* Begin *

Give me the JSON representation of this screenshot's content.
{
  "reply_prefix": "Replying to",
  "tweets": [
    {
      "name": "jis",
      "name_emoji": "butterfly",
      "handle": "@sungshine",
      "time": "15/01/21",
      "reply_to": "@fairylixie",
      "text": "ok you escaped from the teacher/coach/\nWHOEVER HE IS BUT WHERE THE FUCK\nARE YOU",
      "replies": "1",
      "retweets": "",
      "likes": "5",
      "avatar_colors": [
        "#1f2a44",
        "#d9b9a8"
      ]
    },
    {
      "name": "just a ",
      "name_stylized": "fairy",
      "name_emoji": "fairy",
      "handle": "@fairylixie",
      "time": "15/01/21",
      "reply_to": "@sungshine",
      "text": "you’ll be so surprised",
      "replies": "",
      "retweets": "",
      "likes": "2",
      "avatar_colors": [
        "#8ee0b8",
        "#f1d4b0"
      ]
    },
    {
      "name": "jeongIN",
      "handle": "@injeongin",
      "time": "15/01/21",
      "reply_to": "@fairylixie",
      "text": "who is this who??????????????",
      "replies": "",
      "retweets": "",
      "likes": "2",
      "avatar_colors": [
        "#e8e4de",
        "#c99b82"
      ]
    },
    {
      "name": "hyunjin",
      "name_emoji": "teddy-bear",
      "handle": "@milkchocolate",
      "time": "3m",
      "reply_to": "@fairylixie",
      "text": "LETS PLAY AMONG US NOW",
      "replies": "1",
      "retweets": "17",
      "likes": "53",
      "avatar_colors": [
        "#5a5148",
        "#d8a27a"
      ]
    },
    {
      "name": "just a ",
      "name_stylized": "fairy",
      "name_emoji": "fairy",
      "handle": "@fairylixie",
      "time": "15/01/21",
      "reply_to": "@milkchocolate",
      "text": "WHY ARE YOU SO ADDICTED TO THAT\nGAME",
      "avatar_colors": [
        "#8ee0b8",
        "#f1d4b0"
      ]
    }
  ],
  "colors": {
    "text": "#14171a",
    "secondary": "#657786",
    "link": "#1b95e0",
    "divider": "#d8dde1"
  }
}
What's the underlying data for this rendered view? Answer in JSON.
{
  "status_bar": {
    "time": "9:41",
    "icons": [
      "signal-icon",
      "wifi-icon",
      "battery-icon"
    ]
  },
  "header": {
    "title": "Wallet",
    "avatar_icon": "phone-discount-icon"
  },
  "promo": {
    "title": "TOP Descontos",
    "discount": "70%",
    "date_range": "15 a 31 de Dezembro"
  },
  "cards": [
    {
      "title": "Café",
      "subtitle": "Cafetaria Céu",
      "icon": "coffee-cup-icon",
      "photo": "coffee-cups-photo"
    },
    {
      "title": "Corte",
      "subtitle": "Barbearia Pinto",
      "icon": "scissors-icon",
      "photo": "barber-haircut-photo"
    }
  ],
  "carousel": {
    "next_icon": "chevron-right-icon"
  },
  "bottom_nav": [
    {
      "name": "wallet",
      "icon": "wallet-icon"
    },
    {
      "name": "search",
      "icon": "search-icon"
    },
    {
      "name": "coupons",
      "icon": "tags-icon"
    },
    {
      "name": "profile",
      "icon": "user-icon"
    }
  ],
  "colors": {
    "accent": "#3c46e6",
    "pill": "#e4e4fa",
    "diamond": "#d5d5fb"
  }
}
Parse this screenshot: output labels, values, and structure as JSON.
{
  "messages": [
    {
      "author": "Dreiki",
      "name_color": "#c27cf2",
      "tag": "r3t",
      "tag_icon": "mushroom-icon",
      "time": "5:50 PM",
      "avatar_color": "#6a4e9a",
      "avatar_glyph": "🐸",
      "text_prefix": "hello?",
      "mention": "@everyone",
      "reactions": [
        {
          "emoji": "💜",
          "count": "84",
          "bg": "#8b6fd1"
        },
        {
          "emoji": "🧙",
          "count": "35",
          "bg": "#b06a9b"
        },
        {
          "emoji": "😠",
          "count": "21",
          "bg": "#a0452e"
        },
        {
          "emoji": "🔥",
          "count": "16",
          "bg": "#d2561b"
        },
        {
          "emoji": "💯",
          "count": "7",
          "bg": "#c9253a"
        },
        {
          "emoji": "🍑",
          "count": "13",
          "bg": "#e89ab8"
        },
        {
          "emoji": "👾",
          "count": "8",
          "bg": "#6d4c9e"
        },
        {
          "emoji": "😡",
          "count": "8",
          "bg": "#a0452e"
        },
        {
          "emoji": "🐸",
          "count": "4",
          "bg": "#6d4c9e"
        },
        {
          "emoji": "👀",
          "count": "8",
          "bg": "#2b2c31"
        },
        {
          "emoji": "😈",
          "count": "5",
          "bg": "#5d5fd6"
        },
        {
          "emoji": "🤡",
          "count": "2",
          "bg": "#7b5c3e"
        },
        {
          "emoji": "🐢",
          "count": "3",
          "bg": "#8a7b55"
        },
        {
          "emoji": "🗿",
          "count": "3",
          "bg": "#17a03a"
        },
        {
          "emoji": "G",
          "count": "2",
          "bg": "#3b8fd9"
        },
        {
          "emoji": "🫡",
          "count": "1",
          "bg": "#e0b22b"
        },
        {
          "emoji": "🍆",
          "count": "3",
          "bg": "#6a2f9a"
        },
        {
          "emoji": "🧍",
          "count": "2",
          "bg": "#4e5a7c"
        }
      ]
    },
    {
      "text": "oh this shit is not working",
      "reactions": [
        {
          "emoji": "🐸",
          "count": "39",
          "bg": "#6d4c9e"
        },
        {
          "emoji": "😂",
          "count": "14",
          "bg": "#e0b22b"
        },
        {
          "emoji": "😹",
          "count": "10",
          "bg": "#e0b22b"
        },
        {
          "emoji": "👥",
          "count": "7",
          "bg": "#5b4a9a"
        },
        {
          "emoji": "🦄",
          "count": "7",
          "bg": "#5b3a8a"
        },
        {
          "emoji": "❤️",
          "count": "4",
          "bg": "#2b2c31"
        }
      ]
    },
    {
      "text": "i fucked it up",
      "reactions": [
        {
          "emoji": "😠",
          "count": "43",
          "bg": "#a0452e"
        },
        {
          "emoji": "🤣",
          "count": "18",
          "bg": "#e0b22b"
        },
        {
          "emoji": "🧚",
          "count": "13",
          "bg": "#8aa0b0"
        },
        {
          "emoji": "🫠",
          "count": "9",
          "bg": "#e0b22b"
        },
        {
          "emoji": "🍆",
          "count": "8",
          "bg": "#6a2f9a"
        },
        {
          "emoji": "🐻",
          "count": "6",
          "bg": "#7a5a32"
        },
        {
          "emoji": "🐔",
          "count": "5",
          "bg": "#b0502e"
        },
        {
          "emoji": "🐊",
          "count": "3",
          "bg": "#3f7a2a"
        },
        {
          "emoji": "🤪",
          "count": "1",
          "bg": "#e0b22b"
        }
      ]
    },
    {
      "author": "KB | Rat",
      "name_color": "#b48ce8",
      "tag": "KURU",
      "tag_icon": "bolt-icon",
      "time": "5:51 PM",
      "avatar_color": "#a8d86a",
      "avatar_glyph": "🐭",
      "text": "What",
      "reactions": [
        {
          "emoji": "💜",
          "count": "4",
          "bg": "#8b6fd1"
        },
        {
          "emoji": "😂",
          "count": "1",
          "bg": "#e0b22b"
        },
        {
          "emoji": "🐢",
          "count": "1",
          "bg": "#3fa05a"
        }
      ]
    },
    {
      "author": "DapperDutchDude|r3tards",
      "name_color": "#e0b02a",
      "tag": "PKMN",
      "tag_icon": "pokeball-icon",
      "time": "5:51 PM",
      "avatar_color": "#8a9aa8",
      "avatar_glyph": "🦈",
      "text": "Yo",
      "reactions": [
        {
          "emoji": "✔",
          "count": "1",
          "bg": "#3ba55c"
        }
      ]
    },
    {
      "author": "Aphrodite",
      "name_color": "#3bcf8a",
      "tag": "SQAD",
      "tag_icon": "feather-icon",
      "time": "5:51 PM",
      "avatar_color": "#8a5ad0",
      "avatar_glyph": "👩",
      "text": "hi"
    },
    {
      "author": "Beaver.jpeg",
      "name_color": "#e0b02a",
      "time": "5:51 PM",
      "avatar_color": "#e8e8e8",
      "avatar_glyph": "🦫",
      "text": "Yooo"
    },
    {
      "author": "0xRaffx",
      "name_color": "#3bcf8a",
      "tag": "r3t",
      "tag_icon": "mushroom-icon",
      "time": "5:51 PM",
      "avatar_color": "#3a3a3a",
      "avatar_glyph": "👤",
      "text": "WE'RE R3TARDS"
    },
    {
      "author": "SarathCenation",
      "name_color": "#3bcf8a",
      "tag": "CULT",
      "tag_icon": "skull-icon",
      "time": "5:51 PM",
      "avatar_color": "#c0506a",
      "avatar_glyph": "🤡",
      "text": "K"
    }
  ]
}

* End *

▶ _WHAT YOU SHOULD DO_
Search the listing for the string "milkchocolate". Copy each line where it turns up.

▶ _REPLY TO THE TASK_
      "handle": "@milkchocolate",
      "reply_to": "@milkchocolate",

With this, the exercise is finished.